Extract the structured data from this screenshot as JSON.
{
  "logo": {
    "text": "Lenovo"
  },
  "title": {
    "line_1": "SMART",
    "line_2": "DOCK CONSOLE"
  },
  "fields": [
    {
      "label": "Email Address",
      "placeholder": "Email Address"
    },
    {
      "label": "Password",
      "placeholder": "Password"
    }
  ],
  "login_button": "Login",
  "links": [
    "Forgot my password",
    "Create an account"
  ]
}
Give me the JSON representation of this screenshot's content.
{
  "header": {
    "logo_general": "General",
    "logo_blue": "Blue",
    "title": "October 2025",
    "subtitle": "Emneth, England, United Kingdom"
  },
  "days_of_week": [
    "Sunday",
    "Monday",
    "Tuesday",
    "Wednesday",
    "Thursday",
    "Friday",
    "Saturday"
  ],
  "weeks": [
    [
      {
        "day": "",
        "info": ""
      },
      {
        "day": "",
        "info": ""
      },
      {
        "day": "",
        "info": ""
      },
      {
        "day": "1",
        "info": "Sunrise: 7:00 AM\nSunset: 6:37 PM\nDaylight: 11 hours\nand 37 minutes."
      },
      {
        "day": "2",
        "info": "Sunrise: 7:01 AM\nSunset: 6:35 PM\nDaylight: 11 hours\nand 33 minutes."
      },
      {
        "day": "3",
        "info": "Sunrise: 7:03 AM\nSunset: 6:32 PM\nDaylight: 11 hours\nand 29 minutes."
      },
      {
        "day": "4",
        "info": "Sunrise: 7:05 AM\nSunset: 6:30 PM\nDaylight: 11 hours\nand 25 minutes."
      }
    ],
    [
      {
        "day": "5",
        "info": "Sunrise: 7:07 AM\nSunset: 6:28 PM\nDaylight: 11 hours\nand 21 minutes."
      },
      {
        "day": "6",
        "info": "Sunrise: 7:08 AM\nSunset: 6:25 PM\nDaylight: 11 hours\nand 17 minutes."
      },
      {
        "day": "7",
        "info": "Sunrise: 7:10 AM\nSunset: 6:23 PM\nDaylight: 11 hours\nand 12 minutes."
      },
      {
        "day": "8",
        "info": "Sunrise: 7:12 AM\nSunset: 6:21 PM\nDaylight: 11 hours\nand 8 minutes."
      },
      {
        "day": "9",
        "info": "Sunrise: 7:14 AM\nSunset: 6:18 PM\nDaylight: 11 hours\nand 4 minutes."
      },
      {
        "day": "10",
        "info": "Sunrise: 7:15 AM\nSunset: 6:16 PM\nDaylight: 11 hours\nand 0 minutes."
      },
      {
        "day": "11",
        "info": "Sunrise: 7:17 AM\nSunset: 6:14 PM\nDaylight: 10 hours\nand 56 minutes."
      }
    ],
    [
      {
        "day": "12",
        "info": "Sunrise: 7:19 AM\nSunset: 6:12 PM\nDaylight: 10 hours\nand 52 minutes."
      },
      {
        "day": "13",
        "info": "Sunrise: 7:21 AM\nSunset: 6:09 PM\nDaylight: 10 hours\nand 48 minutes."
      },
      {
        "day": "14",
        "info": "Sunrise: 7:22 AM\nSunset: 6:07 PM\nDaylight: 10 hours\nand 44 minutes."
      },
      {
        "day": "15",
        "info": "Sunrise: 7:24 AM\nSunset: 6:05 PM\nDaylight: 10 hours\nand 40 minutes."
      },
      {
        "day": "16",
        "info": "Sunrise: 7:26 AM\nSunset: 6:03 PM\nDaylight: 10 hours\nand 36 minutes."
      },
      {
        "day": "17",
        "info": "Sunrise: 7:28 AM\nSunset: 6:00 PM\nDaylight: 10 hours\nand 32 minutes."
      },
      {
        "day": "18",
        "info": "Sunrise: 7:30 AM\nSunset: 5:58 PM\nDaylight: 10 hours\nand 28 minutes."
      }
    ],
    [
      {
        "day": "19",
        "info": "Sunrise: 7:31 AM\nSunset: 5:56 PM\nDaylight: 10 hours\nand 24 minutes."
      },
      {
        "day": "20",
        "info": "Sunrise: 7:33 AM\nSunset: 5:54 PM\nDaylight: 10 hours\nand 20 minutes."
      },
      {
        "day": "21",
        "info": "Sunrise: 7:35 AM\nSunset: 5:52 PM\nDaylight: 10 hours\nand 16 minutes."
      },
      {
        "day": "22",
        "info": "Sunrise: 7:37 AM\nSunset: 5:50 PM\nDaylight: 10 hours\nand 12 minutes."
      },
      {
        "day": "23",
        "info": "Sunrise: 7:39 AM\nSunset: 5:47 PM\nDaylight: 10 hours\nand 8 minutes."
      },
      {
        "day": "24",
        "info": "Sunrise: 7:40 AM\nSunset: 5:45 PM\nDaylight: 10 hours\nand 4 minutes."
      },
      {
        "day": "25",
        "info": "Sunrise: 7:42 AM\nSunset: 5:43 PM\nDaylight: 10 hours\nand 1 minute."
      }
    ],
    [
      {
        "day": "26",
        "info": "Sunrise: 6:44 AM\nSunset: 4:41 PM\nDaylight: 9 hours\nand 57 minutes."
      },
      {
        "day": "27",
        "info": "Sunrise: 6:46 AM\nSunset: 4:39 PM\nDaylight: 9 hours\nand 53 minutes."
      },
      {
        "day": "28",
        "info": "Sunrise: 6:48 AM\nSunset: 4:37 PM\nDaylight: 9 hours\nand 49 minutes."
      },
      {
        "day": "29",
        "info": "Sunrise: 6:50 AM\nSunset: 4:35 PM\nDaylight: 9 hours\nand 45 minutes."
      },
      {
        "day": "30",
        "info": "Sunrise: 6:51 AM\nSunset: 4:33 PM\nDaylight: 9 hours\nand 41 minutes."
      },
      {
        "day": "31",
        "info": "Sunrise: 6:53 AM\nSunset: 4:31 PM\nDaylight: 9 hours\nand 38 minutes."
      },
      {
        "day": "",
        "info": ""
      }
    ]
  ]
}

> _DIRECTION_: Identify the lines of the data that contain the word "Email". Copy each of them.

> _OUTPUT_:
      "label": "Email Address",
      "placeholder": "Email Address"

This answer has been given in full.